Goal → Please output the records below in full, exactly as given, but without the images.
— start of Material shown —
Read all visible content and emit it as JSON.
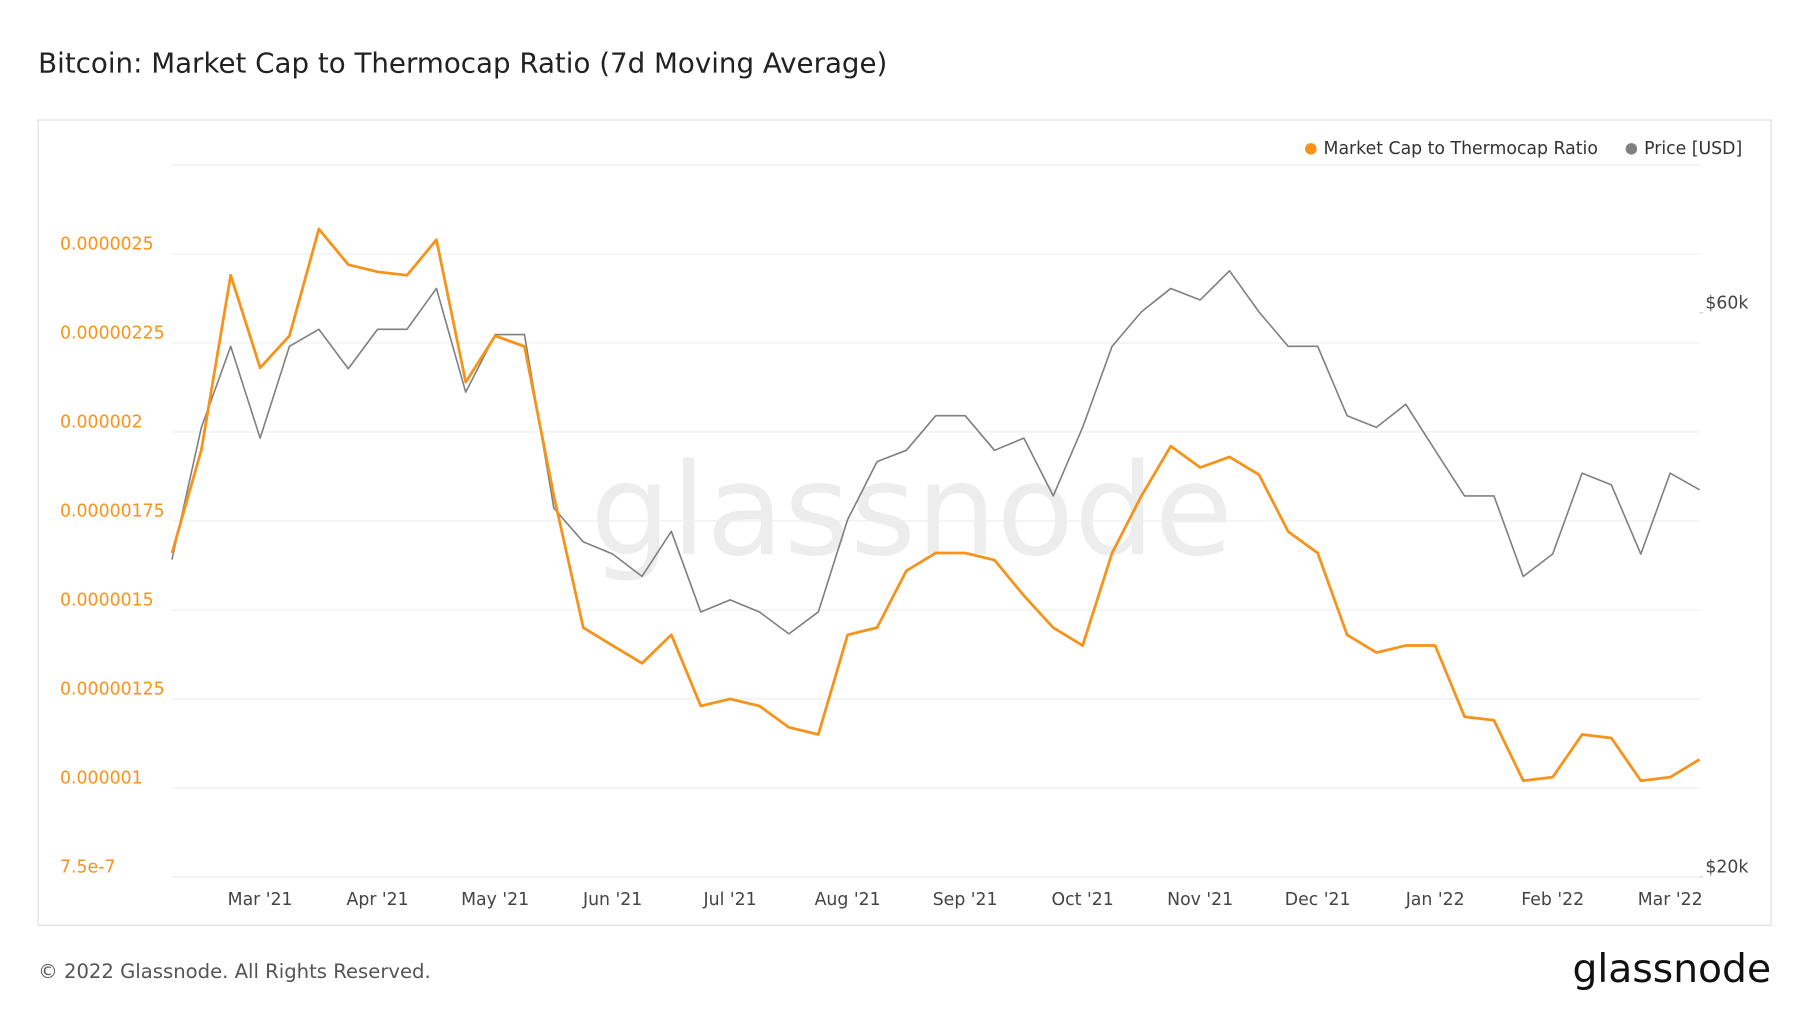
{
  "chart_data": {
    "type": "line",
    "title": "Bitcoin: Market Cap to Thermocap Ratio (7d Moving Average)",
    "footer": "© 2022 Glassnode. All Rights Reserved.",
    "brand": "glassnode",
    "categories": [
      null,
      null,
      null,
      "Mar '21",
      null,
      null,
      null,
      "Apr '21",
      null,
      null,
      null,
      "May '21",
      null,
      null,
      null,
      "Jun '21",
      null,
      null,
      null,
      "Jul '21",
      null,
      null,
      null,
      "Aug '21",
      null,
      null,
      null,
      "Sep '21",
      null,
      null,
      null,
      "Oct '21",
      null,
      null,
      null,
      "Nov '21",
      null,
      null,
      null,
      "Dec '21",
      null,
      null,
      null,
      "Jan '22",
      null,
      null,
      null,
      "Feb '22",
      null,
      null,
      null,
      "Mar '22",
      null
    ],
    "series": [
      {
        "name": "Market Cap to Thermocap Ratio",
        "color": "#f7931a",
        "axis": "y",
        "values": [
          1.66e-06,
          1.95e-06,
          2.44e-06,
          2.18e-06,
          2.27e-06,
          2.57e-06,
          2.47e-06,
          2.45e-06,
          2.44e-06,
          2.54e-06,
          2.14e-06,
          2.27e-06,
          2.24e-06,
          1.82e-06,
          1.45e-06,
          1.4e-06,
          1.35e-06,
          1.43e-06,
          1.23e-06,
          1.25e-06,
          1.23e-06,
          1.17e-06,
          1.15e-06,
          1.43e-06,
          1.45e-06,
          1.61e-06,
          1.66e-06,
          1.66e-06,
          1.64e-06,
          1.54e-06,
          1.45e-06,
          1.4e-06,
          1.66e-06,
          1.82e-06,
          1.96e-06,
          1.9e-06,
          1.93e-06,
          1.88e-06,
          1.72e-06,
          1.66e-06,
          1.43e-06,
          1.38e-06,
          1.4e-06,
          1.4e-06,
          1.2e-06,
          1.19e-06,
          1.02e-06,
          1.03e-06,
          1.15e-06,
          1.14e-06,
          1.02e-06,
          1.03e-06,
          1.08e-06
        ]
      },
      {
        "name": "Price [USD]",
        "color": "#808080",
        "axis": "y2",
        "values": [
          37100,
          48000,
          56200,
          47000,
          56200,
          58100,
          53800,
          58100,
          58100,
          62900,
          51400,
          57500,
          57500,
          41000,
          38400,
          37500,
          35900,
          39200,
          33500,
          34300,
          33500,
          32100,
          33500,
          40100,
          44900,
          45900,
          49100,
          49100,
          45900,
          47000,
          42000,
          48000,
          56200,
          60100,
          62900,
          61500,
          65100,
          60100,
          56200,
          56200,
          49100,
          48000,
          50200,
          45900,
          42000,
          42000,
          35900,
          37500,
          43900,
          42900,
          37500,
          43900,
          42500
        ]
      }
    ],
    "ylim": [
      7.5e-07,
      2.75e-06
    ],
    "yticks": [
      7.5e-07,
      1e-06,
      1.25e-06,
      1.5e-06,
      1.75e-06,
      2e-06,
      2.25e-06,
      2.5e-06
    ],
    "y2lim": [
      20000,
      80000
    ],
    "y2log": true,
    "y2ticks": [
      {
        "value": 20000,
        "label": "$20k"
      },
      {
        "value": 60000,
        "label": "$60k"
      }
    ],
    "grid": true,
    "legend": "top-right"
  }
}
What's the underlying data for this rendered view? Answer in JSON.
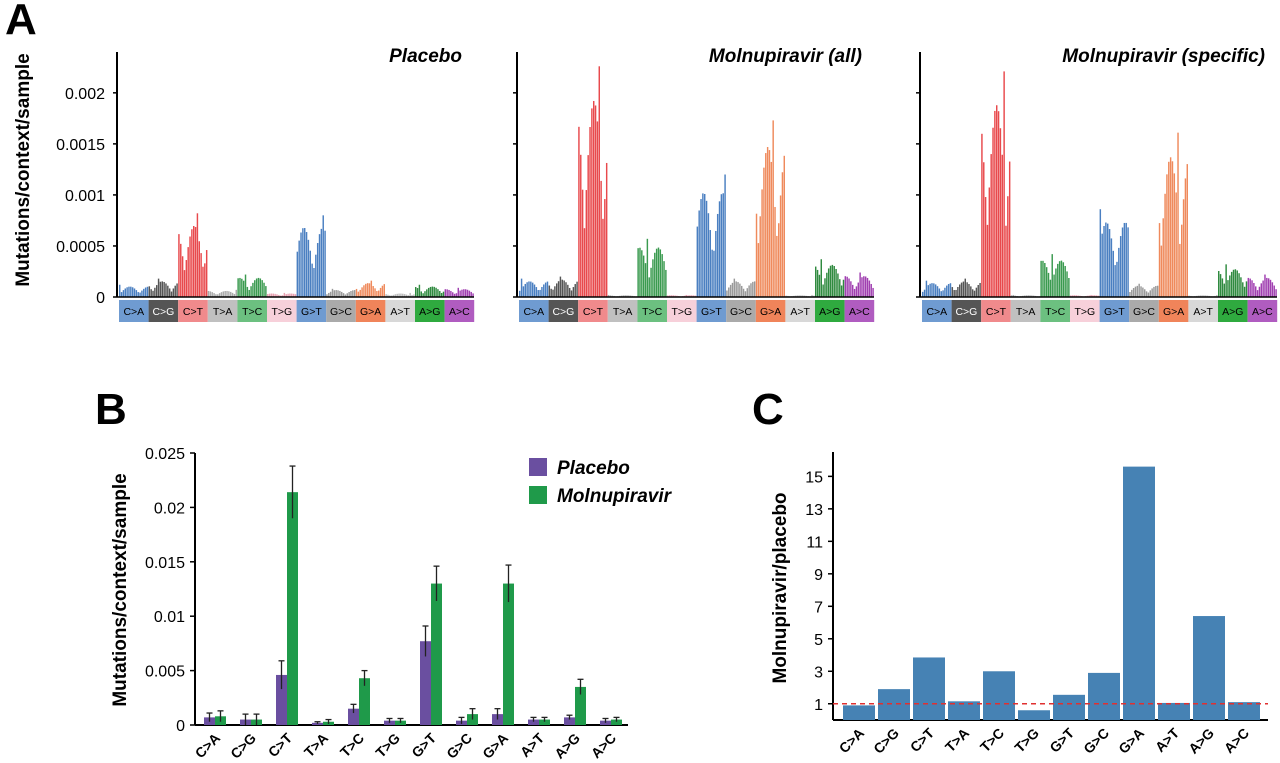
— end of Material shown —
Result of this exercise →
Read all visible content and emit it as JSON.
{
  "chart_data": {
    "type": "line",
    "title": "Bitcoin: Market Cap to Thermocap Ratio (7d Moving Average)",
    "footer": "© 2022 Glassnode. All Rights Reserved.",
    "brand": "glassnode",
    "categories": [
      null,
      null,
      null,
      "Mar '21",
      null,
      null,
      null,
      "Apr '21",
      null,
      null,
      null,
      "May '21",
      null,
      null,
      null,
      "Jun '21",
      null,
      null,
      null,
      "Jul '21",
      null,
      null,
      null,
      "Aug '21",
      null,
      null,
      null,
      "Sep '21",
      null,
      null,
      null,
      "Oct '21",
      null,
      null,
      null,
      "Nov '21",
      null,
      null,
      null,
      "Dec '21",
      null,
      null,
      null,
      "Jan '22",
      null,
      null,
      null,
      "Feb '22",
      null,
      null,
      null,
      "Mar '22",
      null
    ],
    "series": [
      {
        "name": "Market Cap to Thermocap Ratio",
        "color": "#f7931a",
        "axis": "y",
        "values": [
          1.66e-06,
          1.95e-06,
          2.44e-06,
          2.18e-06,
          2.27e-06,
          2.57e-06,
          2.47e-06,
          2.45e-06,
          2.44e-06,
          2.54e-06,
          2.14e-06,
          2.27e-06,
          2.24e-06,
          1.82e-06,
          1.45e-06,
          1.4e-06,
          1.35e-06,
          1.43e-06,
          1.23e-06,
          1.25e-06,
          1.23e-06,
          1.17e-06,
          1.15e-06,
          1.43e-06,
          1.45e-06,
          1.61e-06,
          1.66e-06,
          1.66e-06,
          1.64e-06,
          1.54e-06,
          1.45e-06,
          1.4e-06,
          1.66e-06,
          1.82e-06,
          1.96e-06,
          1.9e-06,
          1.93e-06,
          1.88e-06,
          1.72e-06,
          1.66e-06,
          1.43e-06,
          1.38e-06,
          1.4e-06,
          1.4e-06,
          1.2e-06,
          1.19e-06,
          1.02e-06,
          1.03e-06,
          1.15e-06,
          1.14e-06,
          1.02e-06,
          1.03e-06,
          1.08e-06
        ]
      },
      {
        "name": "Price [USD]",
        "color": "#808080",
        "axis": "y2",
        "values": [
          37100,
          48000,
          56200,
          47000,
          56200,
          58100,
          53800,
          58100,
          58100,
          62900,
          51400,
          57500,
          57500,
          41000,
          38400,
          37500,
          35900,
          39200,
          33500,
          34300,
          33500,
          32100,
          33500,
          40100,
          44900,
          45900,
          49100,
          49100,
          45900,
          47000,
          42000,
          48000,
          56200,
          60100,
          62900,
          61500,
          65100,
          60100,
          56200,
          56200,
          49100,
          48000,
          50200,
          45900,
          42000,
          42000,
          35900,
          37500,
          43900,
          42900,
          37500,
          43900,
          42500
        ]
      }
    ],
    "ylim": [
      7.5e-07,
      2.75e-06
    ],
    "yticks": [
      7.5e-07,
      1e-06,
      1.25e-06,
      1.5e-06,
      1.75e-06,
      2e-06,
      2.25e-06,
      2.5e-06
    ],
    "y2lim": [
      20000,
      80000
    ],
    "y2log": true,
    "y2ticks": [
      {
        "value": 20000,
        "label": "$20k"
      },
      {
        "value": 60000,
        "label": "$60k"
      }
    ],
    "grid": true,
    "legend": "top-right"
  }
}
What's the underlying data for this rendered view? Answer in JSON.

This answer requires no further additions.